── Data entries ──

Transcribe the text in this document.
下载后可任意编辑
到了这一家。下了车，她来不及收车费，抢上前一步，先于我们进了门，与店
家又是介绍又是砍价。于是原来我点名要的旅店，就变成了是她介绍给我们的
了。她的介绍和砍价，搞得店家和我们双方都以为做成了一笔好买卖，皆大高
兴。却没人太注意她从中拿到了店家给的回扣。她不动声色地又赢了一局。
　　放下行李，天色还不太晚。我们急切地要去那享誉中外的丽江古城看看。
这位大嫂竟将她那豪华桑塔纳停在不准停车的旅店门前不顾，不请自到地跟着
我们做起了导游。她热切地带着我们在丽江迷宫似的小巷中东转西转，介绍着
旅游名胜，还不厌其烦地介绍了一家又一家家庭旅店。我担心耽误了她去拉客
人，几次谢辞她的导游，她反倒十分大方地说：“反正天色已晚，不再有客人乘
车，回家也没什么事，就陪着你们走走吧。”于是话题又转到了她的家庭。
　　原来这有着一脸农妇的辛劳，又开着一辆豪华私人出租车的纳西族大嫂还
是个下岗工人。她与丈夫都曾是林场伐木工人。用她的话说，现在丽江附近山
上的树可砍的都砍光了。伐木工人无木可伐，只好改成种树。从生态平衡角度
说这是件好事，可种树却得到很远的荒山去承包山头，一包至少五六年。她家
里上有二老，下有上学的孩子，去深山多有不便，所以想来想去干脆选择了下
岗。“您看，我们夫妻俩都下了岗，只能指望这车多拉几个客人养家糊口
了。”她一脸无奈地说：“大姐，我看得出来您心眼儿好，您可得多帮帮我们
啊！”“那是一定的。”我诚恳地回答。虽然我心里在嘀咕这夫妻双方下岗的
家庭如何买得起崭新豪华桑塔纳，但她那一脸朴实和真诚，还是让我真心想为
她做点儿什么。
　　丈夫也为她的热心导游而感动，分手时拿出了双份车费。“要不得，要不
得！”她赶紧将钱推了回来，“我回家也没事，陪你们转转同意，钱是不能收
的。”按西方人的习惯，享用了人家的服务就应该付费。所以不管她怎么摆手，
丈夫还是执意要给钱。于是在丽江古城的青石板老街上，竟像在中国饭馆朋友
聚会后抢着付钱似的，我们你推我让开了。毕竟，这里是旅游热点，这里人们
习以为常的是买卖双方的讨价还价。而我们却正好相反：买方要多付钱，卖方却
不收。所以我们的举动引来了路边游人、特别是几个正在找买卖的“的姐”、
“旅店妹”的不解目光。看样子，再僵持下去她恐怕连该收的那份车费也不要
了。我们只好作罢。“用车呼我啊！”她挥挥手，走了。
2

───

* **Task to carry out**
Send back all of the entries exactly, with nothing missing.

* **Exercise solution**
Transcribe the text in this document.
下载后可任意编辑
到了这一家。下了车，她来不及收车费，抢上前一步，先于我们进了门，与店
家又是介绍又是砍价。于是原来我点名要的旅店，就变成了是她介绍给我们的
了。她的介绍和砍价，搞得店家和我们双方都以为做成了一笔好买卖，皆大高
兴。却没人太注意她从中拿到了店家给的回扣。她不动声色地又赢了一局。
　　放下行李，天色还不太晚。我们急切地要去那享誉中外的丽江古城看看。
这位大嫂竟将她那豪华桑塔纳停在不准停车的旅店门前不顾，不请自到地跟着
我们做起了导游。她热切地带着我们在丽江迷宫似的小巷中东转西转，介绍着
旅游名胜，还不厌其烦地介绍了一家又一家家庭旅店。我担心耽误了她去拉客
人，几次谢辞她的导游，她反倒十分大方地说：“反正天色已晚，不再有客人乘
车，回家也没什么事，就陪着你们走走吧。”于是话题又转到了她的家庭。
　　原来这有着一脸农妇的辛劳，又开着一辆豪华私人出租车的纳西族大嫂还
是个下岗工人。她与丈夫都曾是林场伐木工人。用她的话说，现在丽江附近山
上的树可砍的都砍光了。伐木工人无木可伐，只好改成种树。从生态平衡角度
说这是件好事，可种树却得到很远的荒山去承包山头，一包至少五六年。她家
里上有二老，下有上学的孩子，去深山多有不便，所以想来想去干脆选择了下
岗。“您看，我们夫妻俩都下了岗，只能指望这车多拉几个客人养家糊口
了。”她一脸无奈地说：“大姐，我看得出来您心眼儿好，您可得多帮帮我们
啊！”“那是一定的。”我诚恳地回答。虽然我心里在嘀咕这夫妻双方下岗的
家庭如何买得起崭新豪华桑塔纳，但她那一脸朴实和真诚，还是让我真心想为
她做点儿什么。
　　丈夫也为她的热心导游而感动，分手时拿出了双份车费。“要不得，要不
得！”她赶紧将钱推了回来，“我回家也没事，陪你们转转同意，钱是不能收
的。”按西方人的习惯，享用了人家的服务就应该付费。所以不管她怎么摆手，
丈夫还是执意要给钱。于是在丽江古城的青石板老街上，竟像在中国饭馆朋友
聚会后抢着付钱似的，我们你推我让开了。毕竟，这里是旅游热点，这里人们
习以为常的是买卖双方的讨价还价。而我们却正好相反：买方要多付钱，卖方却
不收。所以我们的举动引来了路边游人、特别是几个正在找买卖的“的姐”、
“旅店妹”的不解目光。看样子，再僵持下去她恐怕连该收的那份车费也不要
了。我们只好作罢。“用车呼我啊！”她挥挥手，走了。
2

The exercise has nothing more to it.